_WORK TO COMPLETE_
Locate the line that contains "What's the underlying" in the entries below. Retype it and all following lines through the final one, character for character.
══ RECORDS TO PROCESS ══
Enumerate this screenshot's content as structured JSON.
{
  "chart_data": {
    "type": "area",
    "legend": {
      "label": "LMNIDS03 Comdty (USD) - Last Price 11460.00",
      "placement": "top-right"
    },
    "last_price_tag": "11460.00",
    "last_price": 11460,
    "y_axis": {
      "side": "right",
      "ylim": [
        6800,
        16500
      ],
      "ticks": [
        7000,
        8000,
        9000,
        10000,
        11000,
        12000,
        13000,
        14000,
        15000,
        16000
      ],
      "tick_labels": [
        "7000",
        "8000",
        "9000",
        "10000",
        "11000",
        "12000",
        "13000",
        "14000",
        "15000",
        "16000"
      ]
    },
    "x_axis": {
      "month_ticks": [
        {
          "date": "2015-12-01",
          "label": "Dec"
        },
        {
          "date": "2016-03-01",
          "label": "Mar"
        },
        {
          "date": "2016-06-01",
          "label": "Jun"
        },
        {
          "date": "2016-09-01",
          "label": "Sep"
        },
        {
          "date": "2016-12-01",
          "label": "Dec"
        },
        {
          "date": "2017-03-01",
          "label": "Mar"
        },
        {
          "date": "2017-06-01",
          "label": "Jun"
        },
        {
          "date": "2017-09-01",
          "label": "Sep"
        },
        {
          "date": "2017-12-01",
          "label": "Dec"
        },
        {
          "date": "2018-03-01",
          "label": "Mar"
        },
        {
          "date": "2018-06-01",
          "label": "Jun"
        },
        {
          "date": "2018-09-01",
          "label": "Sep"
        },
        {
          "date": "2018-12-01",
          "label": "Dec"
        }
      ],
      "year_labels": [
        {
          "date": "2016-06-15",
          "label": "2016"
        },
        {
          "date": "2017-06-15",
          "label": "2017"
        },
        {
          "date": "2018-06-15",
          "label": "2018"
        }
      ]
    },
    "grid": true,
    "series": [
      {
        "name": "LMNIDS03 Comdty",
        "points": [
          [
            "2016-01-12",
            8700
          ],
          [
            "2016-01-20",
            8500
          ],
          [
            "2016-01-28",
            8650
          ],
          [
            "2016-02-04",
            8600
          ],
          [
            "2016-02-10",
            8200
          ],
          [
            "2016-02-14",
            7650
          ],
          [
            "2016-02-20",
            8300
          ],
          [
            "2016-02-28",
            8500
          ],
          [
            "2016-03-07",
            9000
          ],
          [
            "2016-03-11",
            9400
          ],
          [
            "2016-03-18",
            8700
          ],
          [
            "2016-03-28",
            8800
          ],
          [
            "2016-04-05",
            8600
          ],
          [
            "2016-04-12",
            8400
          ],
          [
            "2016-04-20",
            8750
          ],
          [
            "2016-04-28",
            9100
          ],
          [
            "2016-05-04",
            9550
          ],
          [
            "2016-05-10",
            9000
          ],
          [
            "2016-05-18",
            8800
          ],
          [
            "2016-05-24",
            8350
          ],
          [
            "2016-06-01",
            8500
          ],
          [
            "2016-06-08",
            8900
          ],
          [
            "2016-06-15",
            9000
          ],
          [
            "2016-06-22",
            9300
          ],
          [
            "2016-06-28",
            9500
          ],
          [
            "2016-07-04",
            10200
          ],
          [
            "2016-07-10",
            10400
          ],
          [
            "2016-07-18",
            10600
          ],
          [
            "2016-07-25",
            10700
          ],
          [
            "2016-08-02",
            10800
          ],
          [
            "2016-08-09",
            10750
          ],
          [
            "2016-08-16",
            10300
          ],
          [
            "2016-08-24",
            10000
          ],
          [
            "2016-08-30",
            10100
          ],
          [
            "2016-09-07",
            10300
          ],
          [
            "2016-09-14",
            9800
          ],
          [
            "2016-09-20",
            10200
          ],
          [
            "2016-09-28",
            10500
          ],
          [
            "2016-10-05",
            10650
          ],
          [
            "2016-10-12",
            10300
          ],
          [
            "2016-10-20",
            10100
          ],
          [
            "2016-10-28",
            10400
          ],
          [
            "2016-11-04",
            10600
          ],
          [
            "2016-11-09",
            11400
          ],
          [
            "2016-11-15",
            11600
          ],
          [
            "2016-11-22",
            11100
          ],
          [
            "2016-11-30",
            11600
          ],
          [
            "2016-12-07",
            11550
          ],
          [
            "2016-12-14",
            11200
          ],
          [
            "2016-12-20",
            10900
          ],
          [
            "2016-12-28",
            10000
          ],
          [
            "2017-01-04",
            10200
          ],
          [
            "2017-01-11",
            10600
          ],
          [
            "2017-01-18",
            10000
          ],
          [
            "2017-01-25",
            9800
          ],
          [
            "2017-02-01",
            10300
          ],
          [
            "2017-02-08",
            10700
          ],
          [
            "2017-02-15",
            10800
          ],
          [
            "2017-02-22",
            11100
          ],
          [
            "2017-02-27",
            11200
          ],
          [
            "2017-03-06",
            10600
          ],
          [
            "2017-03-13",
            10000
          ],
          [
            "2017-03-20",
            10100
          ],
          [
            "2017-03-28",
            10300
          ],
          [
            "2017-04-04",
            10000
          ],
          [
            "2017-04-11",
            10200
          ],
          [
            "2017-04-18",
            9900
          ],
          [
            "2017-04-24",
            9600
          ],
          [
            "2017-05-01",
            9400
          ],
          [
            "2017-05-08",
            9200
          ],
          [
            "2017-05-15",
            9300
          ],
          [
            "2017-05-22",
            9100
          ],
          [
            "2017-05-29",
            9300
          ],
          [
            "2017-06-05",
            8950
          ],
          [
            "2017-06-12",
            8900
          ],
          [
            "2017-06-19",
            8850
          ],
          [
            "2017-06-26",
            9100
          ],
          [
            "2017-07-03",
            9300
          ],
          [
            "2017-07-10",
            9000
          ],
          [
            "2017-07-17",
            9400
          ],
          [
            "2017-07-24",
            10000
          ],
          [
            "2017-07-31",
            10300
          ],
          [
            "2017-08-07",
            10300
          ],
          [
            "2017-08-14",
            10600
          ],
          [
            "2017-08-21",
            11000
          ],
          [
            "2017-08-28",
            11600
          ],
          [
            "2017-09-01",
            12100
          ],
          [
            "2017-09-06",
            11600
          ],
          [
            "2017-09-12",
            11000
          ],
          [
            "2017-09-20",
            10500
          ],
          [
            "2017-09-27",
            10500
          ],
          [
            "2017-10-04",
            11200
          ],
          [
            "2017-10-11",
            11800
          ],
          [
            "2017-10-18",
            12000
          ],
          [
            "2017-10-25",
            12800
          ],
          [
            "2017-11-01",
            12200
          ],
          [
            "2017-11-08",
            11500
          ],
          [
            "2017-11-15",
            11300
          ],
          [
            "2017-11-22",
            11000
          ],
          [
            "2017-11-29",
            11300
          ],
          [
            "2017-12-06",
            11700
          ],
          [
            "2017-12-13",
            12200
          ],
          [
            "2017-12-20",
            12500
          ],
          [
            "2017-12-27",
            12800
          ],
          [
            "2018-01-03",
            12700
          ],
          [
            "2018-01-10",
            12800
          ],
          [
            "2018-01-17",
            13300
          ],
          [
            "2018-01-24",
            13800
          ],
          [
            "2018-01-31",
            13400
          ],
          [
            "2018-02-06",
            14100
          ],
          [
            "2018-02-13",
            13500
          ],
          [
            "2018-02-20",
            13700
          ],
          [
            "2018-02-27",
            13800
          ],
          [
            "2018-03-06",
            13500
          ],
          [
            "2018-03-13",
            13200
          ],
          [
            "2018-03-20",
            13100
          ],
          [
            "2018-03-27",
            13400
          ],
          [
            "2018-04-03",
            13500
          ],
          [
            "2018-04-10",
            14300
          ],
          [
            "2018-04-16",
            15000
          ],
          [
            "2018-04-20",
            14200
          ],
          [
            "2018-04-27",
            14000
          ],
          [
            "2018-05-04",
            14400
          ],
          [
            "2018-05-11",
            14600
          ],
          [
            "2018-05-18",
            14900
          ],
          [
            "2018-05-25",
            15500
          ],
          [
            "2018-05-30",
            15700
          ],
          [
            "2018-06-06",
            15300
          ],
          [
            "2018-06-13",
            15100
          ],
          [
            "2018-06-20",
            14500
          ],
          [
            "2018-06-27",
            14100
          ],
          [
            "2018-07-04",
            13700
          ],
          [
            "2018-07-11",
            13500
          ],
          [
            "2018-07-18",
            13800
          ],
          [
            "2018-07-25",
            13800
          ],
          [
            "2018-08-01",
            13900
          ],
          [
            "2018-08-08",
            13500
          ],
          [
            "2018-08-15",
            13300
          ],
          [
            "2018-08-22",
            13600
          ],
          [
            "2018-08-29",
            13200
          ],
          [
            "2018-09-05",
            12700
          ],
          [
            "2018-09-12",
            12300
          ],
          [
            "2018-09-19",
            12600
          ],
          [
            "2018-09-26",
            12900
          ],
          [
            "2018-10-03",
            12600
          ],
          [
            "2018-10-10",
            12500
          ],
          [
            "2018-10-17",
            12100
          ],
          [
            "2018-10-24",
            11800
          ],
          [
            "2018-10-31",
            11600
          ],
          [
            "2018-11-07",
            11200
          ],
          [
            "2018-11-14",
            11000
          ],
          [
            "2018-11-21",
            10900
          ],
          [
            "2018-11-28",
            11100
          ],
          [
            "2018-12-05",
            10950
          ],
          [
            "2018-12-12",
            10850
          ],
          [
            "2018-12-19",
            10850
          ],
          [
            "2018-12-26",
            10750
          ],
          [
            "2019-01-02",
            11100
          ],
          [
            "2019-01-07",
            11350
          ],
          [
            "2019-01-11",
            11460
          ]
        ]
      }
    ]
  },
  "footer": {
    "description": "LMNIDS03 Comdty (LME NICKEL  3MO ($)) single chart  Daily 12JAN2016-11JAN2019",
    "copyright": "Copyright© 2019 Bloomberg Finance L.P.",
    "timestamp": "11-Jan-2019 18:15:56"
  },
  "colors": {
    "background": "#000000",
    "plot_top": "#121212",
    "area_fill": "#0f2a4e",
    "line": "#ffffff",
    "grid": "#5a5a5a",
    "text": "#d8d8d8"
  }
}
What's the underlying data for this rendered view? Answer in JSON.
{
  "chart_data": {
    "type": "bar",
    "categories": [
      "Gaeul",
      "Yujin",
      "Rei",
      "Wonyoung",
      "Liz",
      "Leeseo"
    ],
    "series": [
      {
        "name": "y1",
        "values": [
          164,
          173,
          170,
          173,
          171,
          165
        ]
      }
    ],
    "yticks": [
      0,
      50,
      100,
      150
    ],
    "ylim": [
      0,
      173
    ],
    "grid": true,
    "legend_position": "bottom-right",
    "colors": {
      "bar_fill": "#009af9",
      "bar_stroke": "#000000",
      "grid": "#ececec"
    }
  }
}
═══
_FULL SOLUTION_
What's the underlying data for this rendered view? Answer in JSON.
{
  "chart_data": {
    "type": "bar",
    "categories": [
      "Gaeul",
      "Yujin",
      "Rei",
      "Wonyoung",
      "Liz",
      "Leeseo"
    ],
    "series": [
      {
        "name": "y1",
        "values": [
          164,
          173,
          170,
          173,
          171,
          165
        ]
      }
    ],
    "yticks": [
      0,
      50,
      100,
      150
    ],
    "ylim": [
      0,
      173
    ],
    "grid": true,
    "legend_position": "bottom-right",
    "colors": {
      "bar_fill": "#009af9",
      "bar_stroke": "#000000",
      "grid": "#ececec"
    }
  }
}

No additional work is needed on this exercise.